» EXERCISE REQUIREMENTS
Show only lines that include "πάσης".

Dataset records:
_ _ _ _ _ _ _
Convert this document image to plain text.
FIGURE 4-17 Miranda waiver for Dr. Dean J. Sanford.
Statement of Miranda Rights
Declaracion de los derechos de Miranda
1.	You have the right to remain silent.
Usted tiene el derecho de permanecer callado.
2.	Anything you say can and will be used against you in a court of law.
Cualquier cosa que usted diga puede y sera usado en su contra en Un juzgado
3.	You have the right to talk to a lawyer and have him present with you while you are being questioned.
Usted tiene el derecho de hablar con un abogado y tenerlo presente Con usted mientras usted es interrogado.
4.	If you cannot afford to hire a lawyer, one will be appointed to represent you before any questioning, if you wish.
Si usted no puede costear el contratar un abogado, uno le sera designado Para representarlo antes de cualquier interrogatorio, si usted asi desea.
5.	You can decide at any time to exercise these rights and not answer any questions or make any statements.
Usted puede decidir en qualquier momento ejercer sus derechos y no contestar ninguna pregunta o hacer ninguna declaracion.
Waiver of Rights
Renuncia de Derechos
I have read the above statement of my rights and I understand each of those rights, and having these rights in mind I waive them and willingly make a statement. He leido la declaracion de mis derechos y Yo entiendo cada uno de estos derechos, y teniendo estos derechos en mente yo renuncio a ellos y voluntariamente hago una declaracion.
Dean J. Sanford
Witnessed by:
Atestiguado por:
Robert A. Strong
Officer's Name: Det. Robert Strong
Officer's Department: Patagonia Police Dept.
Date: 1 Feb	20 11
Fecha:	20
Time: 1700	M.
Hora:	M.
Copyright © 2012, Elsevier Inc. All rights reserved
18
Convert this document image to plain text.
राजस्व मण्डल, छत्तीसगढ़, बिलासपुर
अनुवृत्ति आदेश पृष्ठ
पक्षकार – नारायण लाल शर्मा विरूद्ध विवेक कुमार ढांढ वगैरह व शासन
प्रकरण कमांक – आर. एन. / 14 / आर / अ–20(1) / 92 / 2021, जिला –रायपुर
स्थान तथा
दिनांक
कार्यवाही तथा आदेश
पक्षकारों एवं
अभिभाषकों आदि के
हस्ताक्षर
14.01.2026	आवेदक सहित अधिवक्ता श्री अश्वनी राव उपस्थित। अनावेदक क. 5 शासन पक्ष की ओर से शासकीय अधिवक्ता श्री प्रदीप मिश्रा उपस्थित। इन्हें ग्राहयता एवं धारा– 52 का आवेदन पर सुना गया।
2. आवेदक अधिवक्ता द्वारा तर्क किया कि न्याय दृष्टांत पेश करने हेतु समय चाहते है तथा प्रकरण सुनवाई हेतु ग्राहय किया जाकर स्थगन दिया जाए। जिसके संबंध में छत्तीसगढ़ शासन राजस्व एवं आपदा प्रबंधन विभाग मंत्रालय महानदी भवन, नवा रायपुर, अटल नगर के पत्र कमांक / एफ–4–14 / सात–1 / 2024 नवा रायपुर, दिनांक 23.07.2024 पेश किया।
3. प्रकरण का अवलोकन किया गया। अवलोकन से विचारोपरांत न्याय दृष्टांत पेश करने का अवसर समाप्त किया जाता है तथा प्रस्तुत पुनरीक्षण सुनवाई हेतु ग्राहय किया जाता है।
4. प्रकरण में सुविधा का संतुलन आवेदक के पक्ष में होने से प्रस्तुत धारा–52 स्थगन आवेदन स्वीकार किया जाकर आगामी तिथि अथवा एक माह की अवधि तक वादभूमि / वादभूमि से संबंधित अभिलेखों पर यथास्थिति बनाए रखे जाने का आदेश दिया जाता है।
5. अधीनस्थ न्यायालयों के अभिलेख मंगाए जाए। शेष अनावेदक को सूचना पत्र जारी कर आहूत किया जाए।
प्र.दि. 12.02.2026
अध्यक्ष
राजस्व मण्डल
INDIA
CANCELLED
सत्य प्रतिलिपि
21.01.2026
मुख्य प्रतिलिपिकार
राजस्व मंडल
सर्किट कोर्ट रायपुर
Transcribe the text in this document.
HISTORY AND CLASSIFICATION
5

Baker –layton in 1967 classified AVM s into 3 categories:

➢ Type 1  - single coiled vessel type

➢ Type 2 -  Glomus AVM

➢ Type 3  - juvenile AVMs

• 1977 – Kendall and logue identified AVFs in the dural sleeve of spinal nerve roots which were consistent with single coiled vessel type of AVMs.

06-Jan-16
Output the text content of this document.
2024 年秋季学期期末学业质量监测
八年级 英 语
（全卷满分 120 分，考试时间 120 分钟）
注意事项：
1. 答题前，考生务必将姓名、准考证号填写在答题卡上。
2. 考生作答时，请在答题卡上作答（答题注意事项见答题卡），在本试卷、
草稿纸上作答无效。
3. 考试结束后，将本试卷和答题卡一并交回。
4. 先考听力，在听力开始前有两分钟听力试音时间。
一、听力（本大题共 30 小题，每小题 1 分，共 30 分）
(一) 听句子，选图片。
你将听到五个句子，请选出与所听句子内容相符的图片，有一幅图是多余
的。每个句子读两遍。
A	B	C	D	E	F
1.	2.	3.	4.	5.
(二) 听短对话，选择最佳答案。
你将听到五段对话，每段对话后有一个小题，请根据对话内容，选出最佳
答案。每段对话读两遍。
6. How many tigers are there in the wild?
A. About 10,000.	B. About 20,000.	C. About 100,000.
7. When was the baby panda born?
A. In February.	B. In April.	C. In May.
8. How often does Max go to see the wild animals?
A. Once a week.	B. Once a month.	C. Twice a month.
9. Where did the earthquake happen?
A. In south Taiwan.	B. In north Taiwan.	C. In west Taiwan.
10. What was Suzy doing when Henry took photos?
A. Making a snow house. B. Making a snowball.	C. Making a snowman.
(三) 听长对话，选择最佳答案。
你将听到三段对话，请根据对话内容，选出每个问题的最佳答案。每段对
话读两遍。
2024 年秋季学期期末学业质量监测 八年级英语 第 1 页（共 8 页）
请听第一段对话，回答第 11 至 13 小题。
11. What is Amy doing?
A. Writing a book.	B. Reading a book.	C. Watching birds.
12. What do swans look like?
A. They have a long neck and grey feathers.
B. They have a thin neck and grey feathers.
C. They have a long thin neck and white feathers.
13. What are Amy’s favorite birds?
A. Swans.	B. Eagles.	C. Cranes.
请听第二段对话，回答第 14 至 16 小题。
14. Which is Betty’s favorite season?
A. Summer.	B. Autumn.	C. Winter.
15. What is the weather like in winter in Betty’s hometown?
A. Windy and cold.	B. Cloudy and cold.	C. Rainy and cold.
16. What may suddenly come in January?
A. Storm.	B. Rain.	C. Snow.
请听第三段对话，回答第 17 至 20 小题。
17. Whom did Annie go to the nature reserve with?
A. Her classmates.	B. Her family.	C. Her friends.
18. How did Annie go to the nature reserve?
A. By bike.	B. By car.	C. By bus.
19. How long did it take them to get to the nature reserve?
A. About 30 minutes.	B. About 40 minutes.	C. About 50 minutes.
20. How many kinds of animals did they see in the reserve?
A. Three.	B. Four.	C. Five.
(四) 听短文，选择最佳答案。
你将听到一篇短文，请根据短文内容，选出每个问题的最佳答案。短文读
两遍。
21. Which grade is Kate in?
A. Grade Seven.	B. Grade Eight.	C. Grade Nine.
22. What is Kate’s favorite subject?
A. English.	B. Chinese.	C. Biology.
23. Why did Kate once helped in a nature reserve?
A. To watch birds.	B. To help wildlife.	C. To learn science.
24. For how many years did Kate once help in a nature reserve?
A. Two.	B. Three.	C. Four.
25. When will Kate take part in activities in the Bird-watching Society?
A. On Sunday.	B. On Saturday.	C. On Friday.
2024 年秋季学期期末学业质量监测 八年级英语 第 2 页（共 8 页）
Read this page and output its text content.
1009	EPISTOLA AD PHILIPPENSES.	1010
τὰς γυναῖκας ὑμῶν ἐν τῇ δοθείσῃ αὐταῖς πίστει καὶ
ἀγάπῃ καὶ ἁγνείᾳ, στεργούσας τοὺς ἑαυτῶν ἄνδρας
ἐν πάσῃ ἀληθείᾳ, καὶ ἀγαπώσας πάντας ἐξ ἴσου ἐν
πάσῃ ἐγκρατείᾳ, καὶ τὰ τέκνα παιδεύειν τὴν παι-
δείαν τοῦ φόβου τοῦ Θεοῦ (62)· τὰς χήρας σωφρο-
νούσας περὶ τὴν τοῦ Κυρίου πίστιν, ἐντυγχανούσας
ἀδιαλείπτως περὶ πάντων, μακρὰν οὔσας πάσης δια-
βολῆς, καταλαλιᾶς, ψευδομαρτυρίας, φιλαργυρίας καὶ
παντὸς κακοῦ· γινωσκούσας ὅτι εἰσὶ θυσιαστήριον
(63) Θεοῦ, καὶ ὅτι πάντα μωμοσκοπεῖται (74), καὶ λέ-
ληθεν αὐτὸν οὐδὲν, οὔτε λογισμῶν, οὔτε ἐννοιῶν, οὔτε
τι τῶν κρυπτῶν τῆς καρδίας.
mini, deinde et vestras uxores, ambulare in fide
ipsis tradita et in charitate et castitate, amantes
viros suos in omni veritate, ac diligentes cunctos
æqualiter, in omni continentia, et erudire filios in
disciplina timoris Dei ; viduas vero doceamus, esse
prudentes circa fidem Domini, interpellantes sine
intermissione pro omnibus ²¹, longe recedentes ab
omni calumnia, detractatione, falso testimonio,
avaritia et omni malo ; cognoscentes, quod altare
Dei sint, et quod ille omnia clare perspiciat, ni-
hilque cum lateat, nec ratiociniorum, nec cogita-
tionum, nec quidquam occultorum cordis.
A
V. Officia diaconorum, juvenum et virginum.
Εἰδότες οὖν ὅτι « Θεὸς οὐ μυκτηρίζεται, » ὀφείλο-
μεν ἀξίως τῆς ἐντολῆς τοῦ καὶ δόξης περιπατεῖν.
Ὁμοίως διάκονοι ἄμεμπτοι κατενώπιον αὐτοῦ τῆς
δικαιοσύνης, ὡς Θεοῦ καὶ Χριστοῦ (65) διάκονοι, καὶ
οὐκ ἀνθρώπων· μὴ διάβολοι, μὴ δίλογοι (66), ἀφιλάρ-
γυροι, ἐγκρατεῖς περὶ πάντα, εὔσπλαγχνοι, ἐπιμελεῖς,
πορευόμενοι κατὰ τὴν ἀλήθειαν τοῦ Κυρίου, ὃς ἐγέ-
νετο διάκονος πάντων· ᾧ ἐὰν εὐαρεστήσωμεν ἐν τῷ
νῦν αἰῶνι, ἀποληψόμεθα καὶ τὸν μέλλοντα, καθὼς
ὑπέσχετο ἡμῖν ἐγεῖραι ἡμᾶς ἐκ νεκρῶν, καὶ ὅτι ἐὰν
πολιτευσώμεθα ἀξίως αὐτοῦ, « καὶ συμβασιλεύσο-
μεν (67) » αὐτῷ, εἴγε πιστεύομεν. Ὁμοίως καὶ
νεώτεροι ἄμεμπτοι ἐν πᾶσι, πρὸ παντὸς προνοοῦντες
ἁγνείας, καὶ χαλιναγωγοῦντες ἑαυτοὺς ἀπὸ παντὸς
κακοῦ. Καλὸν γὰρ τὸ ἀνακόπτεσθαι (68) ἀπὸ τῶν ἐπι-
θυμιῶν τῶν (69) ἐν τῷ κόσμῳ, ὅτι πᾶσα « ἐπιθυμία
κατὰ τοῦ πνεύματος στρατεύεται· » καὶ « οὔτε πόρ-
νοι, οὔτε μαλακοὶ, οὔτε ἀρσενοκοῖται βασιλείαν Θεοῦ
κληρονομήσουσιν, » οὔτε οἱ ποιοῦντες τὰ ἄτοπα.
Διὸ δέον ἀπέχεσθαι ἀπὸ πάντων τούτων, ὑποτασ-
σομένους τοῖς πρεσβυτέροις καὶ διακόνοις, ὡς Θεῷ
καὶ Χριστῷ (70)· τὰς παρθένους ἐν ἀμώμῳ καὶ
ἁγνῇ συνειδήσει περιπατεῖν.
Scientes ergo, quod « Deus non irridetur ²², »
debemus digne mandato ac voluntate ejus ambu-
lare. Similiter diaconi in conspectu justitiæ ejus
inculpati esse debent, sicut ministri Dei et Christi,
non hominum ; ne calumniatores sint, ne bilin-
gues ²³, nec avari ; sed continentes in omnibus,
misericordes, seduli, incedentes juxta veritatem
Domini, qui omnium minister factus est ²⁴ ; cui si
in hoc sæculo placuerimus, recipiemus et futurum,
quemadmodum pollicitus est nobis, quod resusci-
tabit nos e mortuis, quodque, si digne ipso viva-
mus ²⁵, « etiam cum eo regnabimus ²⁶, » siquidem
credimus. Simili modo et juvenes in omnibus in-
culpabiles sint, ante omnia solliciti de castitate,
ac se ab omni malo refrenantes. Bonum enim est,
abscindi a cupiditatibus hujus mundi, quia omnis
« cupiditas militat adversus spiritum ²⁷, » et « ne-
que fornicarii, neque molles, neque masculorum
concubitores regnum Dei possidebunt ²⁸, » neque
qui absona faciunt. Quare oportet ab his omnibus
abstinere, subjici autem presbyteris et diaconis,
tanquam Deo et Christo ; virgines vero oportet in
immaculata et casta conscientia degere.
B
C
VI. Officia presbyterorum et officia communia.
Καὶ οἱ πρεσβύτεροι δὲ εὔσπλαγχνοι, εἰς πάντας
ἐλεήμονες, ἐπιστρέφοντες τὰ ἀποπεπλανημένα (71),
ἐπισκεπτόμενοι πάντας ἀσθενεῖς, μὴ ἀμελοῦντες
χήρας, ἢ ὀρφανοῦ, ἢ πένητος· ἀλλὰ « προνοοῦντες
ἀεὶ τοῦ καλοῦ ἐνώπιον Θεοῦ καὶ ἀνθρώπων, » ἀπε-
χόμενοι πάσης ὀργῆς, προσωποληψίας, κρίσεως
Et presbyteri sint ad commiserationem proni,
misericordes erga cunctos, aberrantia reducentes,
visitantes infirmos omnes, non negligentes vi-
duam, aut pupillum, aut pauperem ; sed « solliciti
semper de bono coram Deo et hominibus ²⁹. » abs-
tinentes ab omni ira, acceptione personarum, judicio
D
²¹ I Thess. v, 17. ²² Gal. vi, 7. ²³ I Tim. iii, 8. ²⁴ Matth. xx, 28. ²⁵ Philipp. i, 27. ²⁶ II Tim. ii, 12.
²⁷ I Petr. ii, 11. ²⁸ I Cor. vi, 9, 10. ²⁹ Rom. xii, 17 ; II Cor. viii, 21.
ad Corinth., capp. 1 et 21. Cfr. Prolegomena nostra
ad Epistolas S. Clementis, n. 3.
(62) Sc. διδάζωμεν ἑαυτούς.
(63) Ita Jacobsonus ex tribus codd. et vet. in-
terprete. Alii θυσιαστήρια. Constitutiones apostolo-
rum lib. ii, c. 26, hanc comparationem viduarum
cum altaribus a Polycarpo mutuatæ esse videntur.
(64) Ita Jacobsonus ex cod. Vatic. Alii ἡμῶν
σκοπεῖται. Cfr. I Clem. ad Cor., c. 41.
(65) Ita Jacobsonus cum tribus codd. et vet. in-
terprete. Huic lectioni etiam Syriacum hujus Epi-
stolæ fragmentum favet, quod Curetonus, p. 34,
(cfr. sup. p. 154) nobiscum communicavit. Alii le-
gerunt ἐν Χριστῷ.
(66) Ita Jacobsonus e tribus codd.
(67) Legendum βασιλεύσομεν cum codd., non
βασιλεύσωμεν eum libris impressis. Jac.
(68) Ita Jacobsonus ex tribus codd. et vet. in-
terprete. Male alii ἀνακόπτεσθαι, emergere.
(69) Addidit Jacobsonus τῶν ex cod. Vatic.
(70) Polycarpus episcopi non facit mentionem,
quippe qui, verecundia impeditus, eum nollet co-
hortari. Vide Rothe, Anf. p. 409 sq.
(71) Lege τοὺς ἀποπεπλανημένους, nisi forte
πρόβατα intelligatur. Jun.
_ _ _ _ _ _ _
» WORKED SOLUTION
ἀδιαλείπτως περὶ πάντων, μακρὰν οὔσας πάσης δια-
χόμενοι πάσης ὀργῆς, προσωποληψίας, κρίσεως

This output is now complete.